## Exercise directions
Give back each entry unchanged, minus pictures.

Data records:

***

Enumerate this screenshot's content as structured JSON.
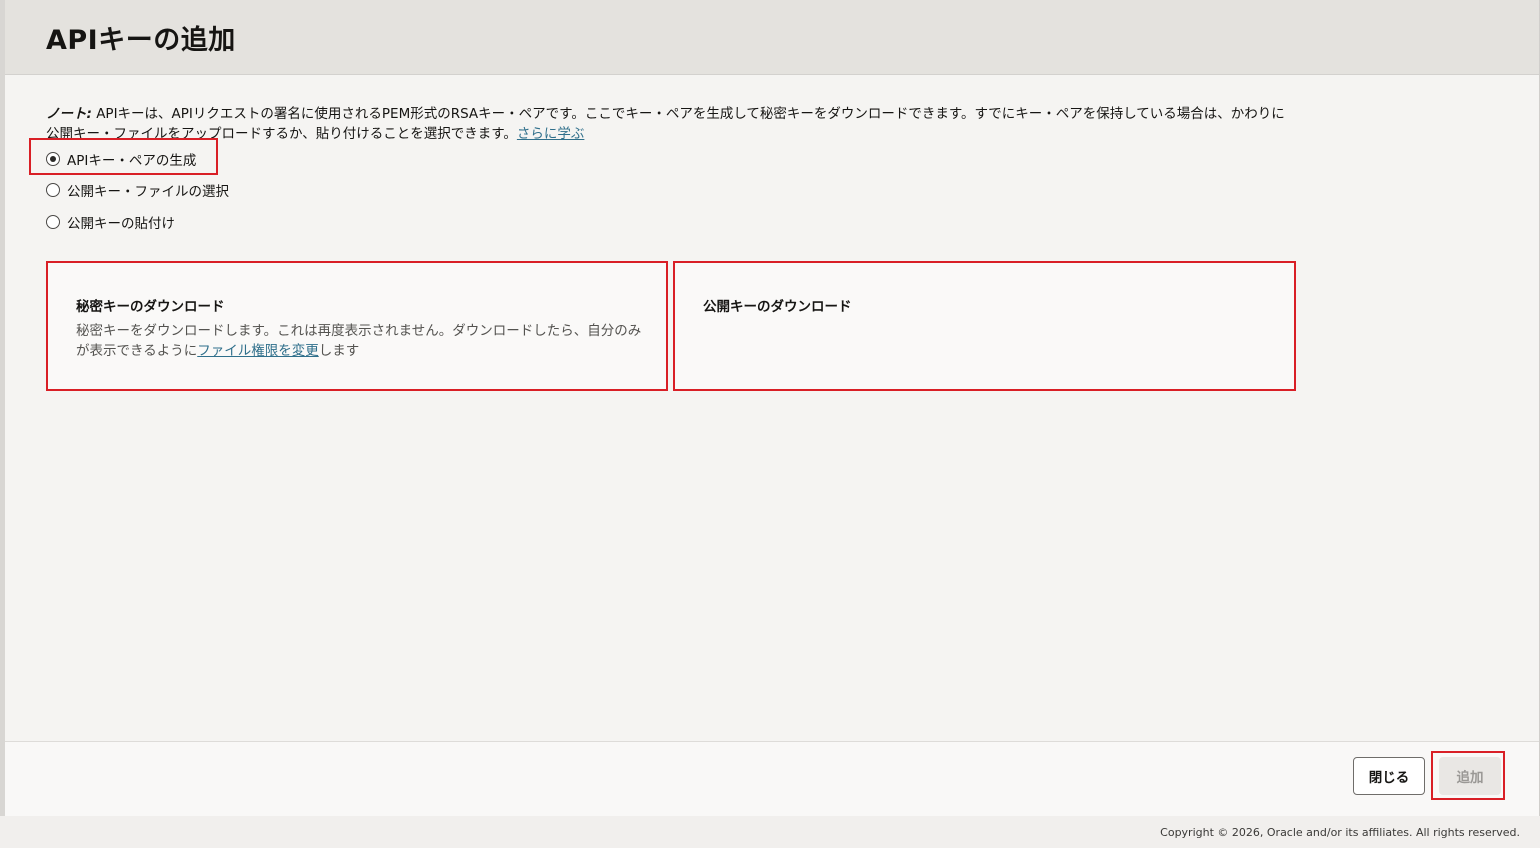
{
  "dialog": {
    "title": "APIキーの追加",
    "note_label": "ノート:",
    "note_text": " APIキーは、APIリクエストの署名に使用されるPEM形式のRSAキー・ペアです。ここでキー・ペアを生成して秘密キーをダウンロードできます。すでにキー・ペアを保持している場合は、かわりに公開キー・ファイルをアップロードするか、貼り付けることを選択できます。",
    "learn_more": "さらに学ぶ",
    "options": [
      {
        "label": "APIキー・ペアの生成",
        "selected": true
      },
      {
        "label": "公開キー・ファイルの選択",
        "selected": false
      },
      {
        "label": "公開キーの貼付け",
        "selected": false
      }
    ],
    "private_key": {
      "title": "秘密キーのダウンロード",
      "desc_before": "秘密キーをダウンロードします。これは再度表示されません。ダウンロードしたら、自分のみが表示できるように",
      "desc_link": "ファイル権限を変更",
      "desc_after": "します"
    },
    "public_key": {
      "title": "公開キーのダウンロード"
    },
    "buttons": {
      "close": "閉じる",
      "add": "追加"
    }
  },
  "footer": {
    "copyright": "Copyright © 2026, Oracle and/or its affiliates. All rights reserved."
  },
  "colors": {
    "highlight": "#d91f26",
    "link": "#2f6f8b"
  }
}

***

## Answer to this task
Enumerate this screenshot's content as structured JSON.
{
  "dialog": {
    "title": "APIキーの追加",
    "note_label": "ノート:",
    "note_text": " APIキーは、APIリクエストの署名に使用されるPEM形式のRSAキー・ペアです。ここでキー・ペアを生成して秘密キーをダウンロードできます。すでにキー・ペアを保持している場合は、かわりに公開キー・ファイルをアップロードするか、貼り付けることを選択できます。",
    "learn_more": "さらに学ぶ",
    "options": [
      {
        "label": "APIキー・ペアの生成",
        "selected": true
      },
      {
        "label": "公開キー・ファイルの選択",
        "selected": false
      },
      {
        "label": "公開キーの貼付け",
        "selected": false
      }
    ],
    "private_key": {
      "title": "秘密キーのダウンロード",
      "desc_before": "秘密キーをダウンロードします。これは再度表示されません。ダウンロードしたら、自分のみが表示できるように",
      "desc_link": "ファイル権限を変更",
      "desc_after": "します"
    },
    "public_key": {
      "title": "公開キーのダウンロード"
    },
    "buttons": {
      "close": "閉じる",
      "add": "追加"
    }
  },
  "footer": {
    "copyright": "Copyright © 2026, Oracle and/or its affiliates. All rights reserved."
  },
  "colors": {
    "highlight": "#d91f26",
    "link": "#2f6f8b"
  }
}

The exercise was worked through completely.